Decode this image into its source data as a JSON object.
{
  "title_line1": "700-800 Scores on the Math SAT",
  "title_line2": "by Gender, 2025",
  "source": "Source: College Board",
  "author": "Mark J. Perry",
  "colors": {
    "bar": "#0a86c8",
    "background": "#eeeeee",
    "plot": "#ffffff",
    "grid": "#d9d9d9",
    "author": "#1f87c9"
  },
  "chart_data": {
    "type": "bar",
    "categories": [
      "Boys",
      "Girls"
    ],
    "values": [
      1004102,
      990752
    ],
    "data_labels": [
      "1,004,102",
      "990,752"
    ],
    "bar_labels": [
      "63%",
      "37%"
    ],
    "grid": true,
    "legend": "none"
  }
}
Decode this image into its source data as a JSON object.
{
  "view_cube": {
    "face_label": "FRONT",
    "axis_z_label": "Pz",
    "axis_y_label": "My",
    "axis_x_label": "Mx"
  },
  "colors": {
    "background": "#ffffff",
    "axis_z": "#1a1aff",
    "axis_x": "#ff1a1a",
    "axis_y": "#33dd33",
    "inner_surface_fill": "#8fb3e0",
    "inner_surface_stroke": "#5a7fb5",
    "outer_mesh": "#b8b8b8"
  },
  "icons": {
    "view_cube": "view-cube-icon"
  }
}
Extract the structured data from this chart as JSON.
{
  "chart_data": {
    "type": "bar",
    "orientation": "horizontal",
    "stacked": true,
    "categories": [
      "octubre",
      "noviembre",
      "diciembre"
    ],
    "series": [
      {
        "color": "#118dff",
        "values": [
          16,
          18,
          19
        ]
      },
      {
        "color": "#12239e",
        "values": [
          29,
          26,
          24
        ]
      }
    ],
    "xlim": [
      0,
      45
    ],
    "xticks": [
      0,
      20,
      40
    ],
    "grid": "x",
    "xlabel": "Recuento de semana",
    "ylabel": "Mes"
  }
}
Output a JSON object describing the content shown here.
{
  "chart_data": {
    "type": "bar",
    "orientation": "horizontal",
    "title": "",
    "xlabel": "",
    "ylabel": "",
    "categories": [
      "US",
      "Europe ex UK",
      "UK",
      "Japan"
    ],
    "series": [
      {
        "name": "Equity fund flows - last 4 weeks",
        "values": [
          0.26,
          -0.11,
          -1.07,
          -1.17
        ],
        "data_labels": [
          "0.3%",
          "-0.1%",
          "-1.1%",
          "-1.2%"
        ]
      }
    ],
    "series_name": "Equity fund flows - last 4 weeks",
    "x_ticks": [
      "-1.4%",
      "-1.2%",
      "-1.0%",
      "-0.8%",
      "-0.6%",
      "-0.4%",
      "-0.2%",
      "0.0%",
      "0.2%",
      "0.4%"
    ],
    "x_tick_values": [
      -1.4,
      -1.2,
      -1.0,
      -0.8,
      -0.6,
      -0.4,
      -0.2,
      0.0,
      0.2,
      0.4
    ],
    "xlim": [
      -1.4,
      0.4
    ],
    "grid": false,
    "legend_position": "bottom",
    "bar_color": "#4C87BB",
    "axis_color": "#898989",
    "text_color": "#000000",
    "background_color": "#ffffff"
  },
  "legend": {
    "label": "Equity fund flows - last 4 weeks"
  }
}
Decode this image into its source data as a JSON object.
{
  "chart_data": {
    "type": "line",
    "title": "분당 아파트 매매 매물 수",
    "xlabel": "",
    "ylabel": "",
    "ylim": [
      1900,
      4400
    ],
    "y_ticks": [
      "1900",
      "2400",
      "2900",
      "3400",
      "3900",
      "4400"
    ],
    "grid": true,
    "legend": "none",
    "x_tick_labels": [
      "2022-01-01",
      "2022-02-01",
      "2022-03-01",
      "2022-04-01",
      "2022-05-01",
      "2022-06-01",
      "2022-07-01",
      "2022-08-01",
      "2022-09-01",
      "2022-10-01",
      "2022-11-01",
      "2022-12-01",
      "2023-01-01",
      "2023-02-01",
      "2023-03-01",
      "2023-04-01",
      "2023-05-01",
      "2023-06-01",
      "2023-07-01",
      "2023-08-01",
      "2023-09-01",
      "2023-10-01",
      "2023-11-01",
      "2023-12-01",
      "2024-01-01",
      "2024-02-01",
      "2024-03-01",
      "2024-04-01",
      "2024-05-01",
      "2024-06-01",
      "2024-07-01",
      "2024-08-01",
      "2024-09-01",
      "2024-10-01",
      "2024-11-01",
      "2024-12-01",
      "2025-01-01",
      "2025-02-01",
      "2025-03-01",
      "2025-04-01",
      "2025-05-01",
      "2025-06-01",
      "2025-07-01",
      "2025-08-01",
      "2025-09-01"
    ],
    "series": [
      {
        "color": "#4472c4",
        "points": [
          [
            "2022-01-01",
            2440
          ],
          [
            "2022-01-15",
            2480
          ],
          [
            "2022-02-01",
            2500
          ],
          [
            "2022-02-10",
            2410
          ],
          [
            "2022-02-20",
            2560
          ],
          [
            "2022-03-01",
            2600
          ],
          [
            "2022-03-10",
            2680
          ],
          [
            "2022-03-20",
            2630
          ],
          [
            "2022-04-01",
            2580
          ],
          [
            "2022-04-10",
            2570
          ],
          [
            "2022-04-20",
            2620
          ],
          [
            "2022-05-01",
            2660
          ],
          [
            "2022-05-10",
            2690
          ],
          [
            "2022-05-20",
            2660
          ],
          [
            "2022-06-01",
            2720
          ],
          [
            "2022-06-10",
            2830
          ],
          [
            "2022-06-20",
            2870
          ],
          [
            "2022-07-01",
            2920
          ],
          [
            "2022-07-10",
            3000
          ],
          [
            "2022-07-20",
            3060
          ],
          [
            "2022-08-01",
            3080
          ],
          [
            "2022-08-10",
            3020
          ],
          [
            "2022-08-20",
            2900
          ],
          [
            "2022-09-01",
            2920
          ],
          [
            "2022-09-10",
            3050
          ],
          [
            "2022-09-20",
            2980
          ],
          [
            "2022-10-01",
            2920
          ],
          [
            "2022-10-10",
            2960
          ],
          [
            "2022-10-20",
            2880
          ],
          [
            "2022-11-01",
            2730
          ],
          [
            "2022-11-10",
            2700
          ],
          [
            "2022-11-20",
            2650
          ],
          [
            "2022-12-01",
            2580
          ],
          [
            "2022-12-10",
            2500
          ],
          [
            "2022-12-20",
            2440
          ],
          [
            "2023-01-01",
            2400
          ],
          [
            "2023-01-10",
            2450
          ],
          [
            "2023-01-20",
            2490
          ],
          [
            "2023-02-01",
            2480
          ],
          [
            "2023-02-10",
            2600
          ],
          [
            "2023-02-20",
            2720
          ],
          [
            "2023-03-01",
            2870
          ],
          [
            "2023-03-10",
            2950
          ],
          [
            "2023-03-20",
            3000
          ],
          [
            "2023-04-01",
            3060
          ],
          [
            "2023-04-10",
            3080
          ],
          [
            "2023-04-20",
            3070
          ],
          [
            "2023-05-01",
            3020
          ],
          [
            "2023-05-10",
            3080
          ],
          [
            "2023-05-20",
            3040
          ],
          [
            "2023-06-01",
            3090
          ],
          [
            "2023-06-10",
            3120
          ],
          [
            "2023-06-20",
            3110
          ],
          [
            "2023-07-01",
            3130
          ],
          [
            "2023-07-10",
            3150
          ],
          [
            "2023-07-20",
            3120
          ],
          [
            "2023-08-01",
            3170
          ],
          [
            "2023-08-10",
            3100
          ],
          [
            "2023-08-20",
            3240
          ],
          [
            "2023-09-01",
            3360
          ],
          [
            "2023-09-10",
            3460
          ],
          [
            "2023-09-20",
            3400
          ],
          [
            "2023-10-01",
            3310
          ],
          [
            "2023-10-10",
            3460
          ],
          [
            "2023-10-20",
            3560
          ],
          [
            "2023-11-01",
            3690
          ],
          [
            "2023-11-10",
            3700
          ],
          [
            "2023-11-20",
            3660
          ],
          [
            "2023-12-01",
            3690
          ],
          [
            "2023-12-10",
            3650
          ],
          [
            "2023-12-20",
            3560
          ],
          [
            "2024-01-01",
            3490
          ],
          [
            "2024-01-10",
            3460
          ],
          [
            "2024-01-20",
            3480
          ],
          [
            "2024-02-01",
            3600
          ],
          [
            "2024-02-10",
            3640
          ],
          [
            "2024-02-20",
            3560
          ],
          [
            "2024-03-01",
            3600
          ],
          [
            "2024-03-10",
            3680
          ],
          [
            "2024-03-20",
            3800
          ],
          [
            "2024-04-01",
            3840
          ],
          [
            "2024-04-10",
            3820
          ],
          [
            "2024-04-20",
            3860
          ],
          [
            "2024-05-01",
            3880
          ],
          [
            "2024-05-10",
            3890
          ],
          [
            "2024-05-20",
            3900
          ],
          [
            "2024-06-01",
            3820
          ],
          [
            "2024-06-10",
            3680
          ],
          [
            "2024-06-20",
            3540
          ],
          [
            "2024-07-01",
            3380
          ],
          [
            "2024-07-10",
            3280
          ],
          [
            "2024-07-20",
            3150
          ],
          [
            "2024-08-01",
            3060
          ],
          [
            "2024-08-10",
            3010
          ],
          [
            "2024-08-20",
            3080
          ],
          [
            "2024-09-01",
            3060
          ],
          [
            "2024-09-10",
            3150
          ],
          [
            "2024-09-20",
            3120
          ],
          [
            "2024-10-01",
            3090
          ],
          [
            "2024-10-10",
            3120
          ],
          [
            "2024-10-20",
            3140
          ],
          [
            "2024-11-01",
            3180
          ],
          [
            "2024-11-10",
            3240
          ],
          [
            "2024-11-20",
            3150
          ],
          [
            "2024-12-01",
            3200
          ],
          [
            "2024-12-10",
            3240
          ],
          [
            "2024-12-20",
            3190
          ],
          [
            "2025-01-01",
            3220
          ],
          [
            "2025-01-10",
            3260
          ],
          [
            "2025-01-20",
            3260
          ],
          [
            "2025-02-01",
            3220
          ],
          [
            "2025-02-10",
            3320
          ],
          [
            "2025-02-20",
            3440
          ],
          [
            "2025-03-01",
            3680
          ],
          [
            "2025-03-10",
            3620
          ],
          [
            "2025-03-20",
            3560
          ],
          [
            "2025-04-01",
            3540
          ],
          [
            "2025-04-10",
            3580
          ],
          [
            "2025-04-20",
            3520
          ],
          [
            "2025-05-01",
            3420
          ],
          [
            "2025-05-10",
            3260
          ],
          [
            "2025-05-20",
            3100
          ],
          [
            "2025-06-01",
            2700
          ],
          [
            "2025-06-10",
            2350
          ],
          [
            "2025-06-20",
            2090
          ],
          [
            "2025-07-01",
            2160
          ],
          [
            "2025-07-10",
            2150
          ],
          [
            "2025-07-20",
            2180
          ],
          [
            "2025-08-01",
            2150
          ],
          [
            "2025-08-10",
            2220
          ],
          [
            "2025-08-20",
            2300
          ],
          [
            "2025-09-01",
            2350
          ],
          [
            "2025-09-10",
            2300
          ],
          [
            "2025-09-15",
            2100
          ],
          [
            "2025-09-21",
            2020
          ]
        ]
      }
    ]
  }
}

__________________________________________________

» Set problem: Copy out every line in the entries above that holds "last".

» Output of the exercise:
        "name": "Equity fund flows - last 4 weeks",
    "series_name": "Equity fund flows - last 4 weeks",
    "label": "Equity fund flows - last 4 weeks"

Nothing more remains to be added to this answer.